>> Begin Data for this exercise
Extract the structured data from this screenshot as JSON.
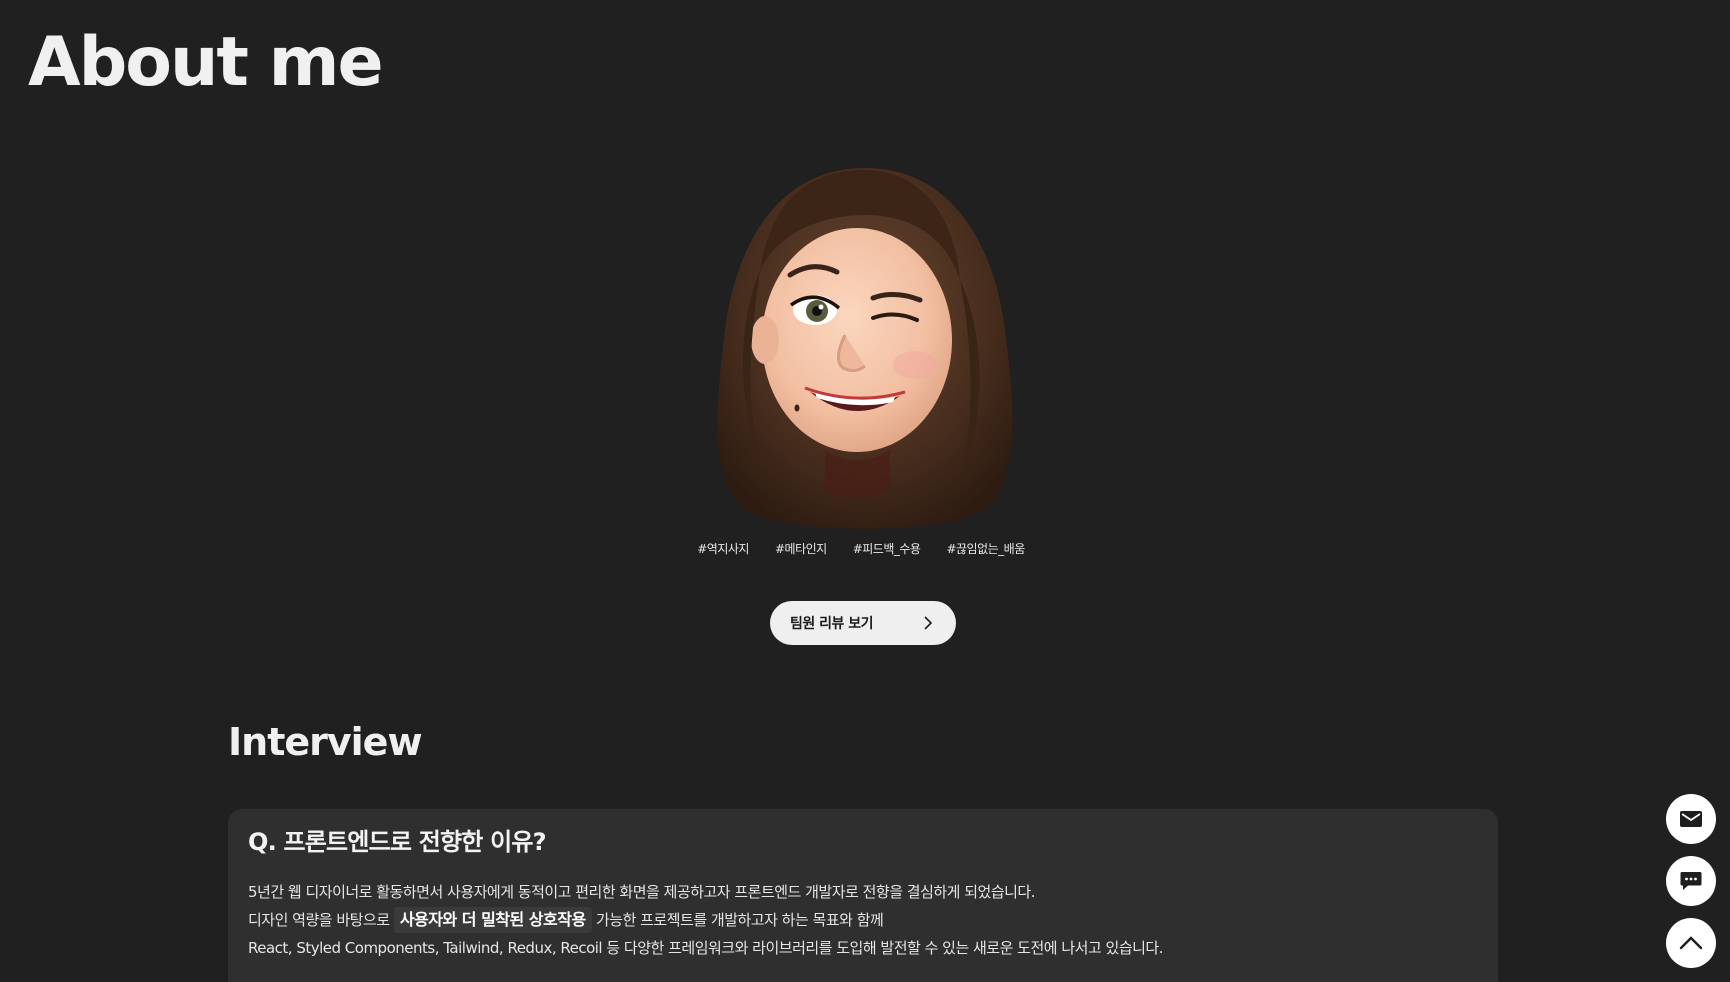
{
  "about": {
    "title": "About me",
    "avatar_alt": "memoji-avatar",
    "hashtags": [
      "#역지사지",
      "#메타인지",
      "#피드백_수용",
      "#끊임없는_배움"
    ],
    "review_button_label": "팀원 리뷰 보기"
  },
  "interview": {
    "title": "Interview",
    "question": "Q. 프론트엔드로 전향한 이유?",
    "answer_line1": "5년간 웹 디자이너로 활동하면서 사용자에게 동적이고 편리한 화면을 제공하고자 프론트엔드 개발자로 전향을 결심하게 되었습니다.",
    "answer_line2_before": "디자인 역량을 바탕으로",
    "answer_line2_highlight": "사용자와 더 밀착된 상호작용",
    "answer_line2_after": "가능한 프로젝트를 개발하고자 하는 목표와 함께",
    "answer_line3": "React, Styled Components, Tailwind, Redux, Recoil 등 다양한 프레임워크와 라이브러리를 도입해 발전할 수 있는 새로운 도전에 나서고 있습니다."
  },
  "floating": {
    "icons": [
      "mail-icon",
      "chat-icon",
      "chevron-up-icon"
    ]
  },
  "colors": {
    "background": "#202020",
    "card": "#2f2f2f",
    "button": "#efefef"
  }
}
>> End Data for this exercise
>> Begin Data for this exercise
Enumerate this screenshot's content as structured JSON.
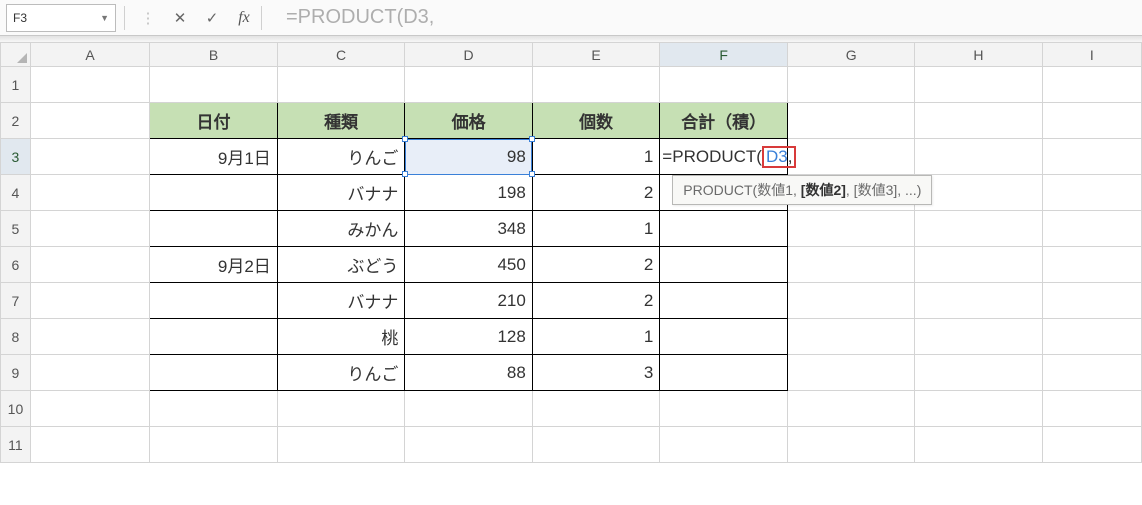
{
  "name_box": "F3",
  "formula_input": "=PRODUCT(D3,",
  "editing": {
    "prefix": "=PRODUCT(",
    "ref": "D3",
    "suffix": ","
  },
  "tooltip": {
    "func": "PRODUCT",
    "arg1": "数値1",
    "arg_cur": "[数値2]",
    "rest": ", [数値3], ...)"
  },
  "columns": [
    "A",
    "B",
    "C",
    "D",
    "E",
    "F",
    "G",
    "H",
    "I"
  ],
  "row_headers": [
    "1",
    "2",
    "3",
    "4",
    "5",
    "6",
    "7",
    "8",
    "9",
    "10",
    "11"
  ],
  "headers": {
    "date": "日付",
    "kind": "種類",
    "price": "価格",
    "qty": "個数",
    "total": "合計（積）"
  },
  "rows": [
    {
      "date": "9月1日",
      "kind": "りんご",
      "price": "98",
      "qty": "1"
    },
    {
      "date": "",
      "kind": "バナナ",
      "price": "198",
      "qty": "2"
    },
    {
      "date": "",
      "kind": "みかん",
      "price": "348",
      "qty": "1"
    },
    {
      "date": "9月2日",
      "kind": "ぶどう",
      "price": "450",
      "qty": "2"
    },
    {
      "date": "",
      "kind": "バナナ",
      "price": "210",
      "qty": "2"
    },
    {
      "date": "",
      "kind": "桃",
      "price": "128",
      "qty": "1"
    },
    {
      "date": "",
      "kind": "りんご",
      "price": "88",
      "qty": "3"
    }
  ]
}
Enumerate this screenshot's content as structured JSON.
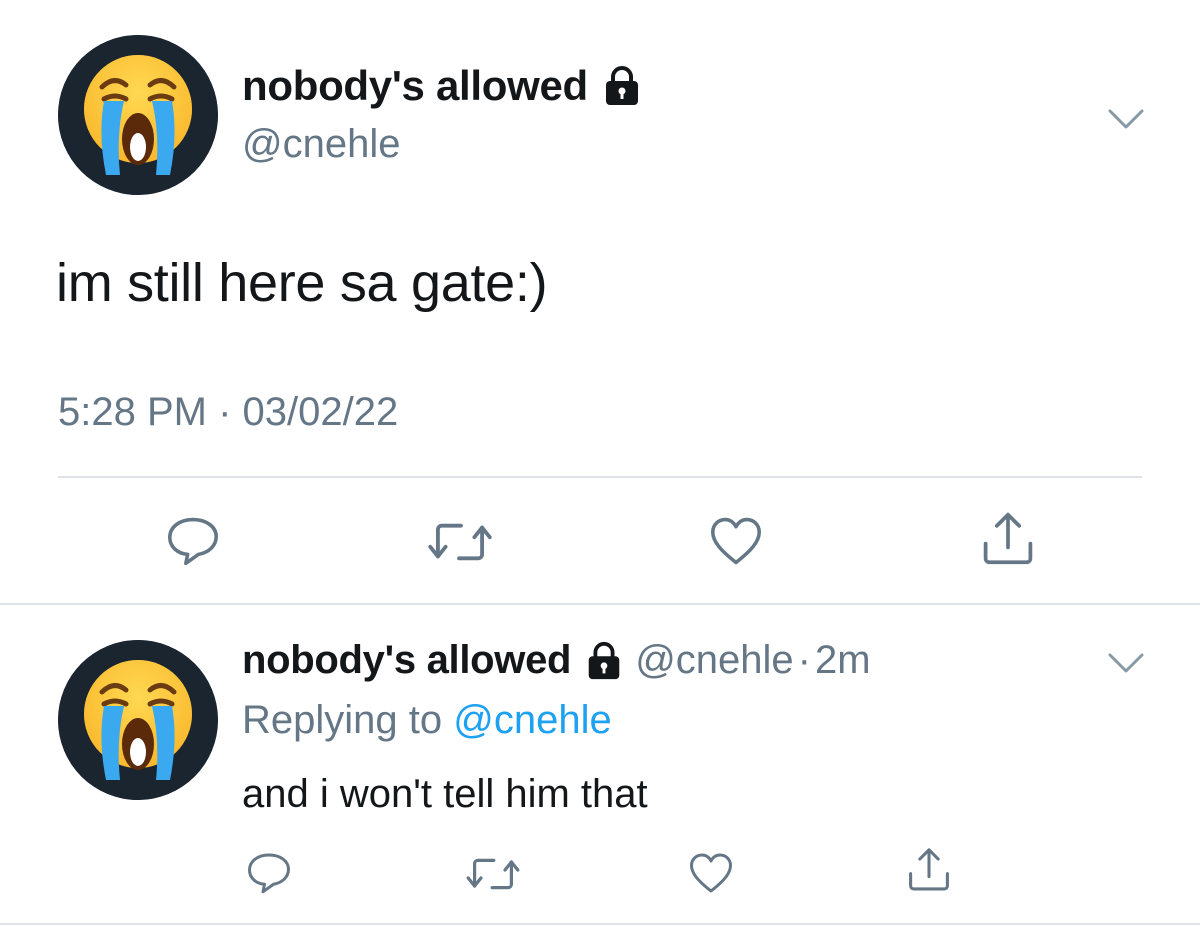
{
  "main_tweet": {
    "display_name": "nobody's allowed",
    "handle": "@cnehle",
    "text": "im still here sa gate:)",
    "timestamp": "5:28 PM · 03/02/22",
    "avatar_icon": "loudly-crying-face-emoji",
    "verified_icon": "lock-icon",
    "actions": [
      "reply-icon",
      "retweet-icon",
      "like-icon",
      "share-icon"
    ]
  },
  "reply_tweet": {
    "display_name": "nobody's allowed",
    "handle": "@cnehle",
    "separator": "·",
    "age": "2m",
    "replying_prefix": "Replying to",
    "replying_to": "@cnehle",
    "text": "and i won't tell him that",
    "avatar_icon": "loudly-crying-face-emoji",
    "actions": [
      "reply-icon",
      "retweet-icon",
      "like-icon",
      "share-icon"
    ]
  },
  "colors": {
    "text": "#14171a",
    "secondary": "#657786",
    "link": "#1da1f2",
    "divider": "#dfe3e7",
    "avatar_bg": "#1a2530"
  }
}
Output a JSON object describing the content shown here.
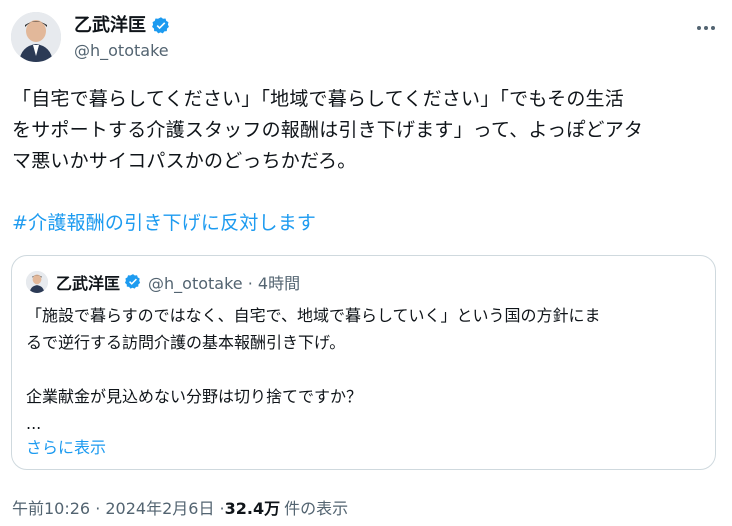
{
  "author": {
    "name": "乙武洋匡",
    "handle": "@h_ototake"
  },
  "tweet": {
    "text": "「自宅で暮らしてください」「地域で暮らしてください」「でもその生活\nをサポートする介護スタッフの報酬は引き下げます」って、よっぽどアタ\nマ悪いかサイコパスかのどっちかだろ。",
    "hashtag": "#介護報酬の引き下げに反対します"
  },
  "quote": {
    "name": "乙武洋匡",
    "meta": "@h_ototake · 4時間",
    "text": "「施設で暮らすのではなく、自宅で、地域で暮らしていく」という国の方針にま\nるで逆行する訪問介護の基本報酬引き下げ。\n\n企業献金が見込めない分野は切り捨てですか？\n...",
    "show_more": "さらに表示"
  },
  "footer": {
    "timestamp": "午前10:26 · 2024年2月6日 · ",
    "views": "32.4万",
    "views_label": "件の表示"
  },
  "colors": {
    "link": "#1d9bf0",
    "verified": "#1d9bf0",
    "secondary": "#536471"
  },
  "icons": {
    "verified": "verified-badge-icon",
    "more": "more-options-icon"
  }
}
>> End Data for this exercise
>> Begin Data for this exercise
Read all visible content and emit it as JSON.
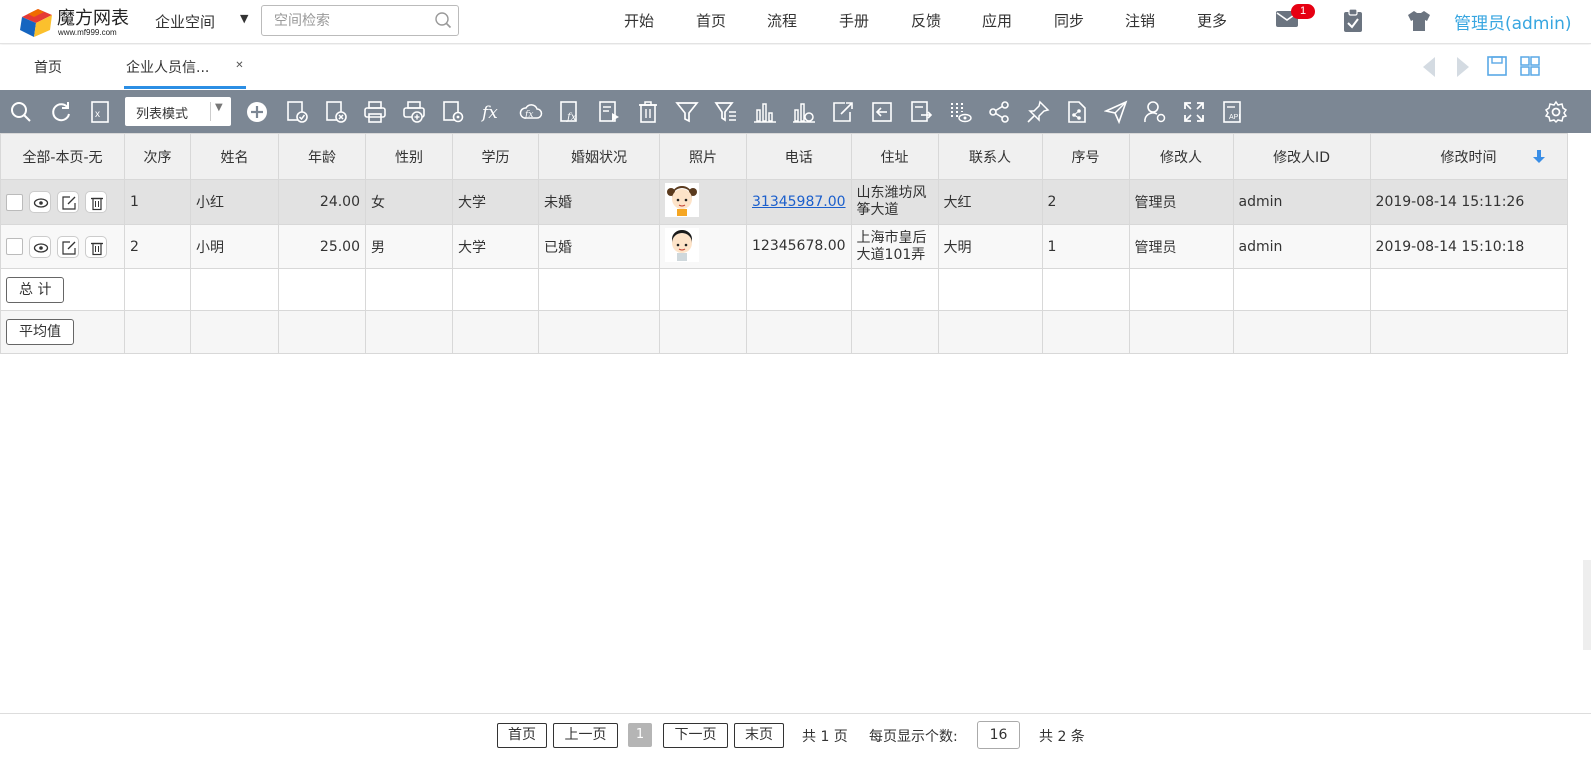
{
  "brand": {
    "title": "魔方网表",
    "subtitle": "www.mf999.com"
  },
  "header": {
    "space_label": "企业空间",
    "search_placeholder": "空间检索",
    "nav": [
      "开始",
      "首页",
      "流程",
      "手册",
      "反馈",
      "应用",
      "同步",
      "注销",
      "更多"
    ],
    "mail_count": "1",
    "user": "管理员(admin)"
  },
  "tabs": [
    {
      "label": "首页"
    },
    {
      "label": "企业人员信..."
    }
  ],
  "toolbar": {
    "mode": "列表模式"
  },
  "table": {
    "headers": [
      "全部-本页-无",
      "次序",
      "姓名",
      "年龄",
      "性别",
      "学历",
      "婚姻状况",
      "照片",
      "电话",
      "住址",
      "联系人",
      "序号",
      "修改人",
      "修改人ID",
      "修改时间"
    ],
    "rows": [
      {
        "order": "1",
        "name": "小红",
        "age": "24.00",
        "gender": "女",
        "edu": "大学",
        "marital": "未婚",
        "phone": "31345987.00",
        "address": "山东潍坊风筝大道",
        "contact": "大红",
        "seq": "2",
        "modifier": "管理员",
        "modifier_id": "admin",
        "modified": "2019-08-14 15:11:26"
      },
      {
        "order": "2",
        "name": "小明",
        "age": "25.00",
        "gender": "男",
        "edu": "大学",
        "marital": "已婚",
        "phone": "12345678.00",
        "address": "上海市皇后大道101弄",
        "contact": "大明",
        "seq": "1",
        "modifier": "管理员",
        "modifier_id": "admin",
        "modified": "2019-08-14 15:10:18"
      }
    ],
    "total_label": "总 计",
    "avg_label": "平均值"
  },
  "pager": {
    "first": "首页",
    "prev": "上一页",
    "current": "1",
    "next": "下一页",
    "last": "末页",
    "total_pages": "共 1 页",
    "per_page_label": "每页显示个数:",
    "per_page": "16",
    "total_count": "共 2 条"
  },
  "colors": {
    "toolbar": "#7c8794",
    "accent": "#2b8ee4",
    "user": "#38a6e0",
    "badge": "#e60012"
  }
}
>> End Data for this exercise
◆ **What is expected**
Go through the records and pull out each line that includes the word "phone".

◆ **Response to this task**
        "phone": "31345987.00",
        "phone": "12345678.00",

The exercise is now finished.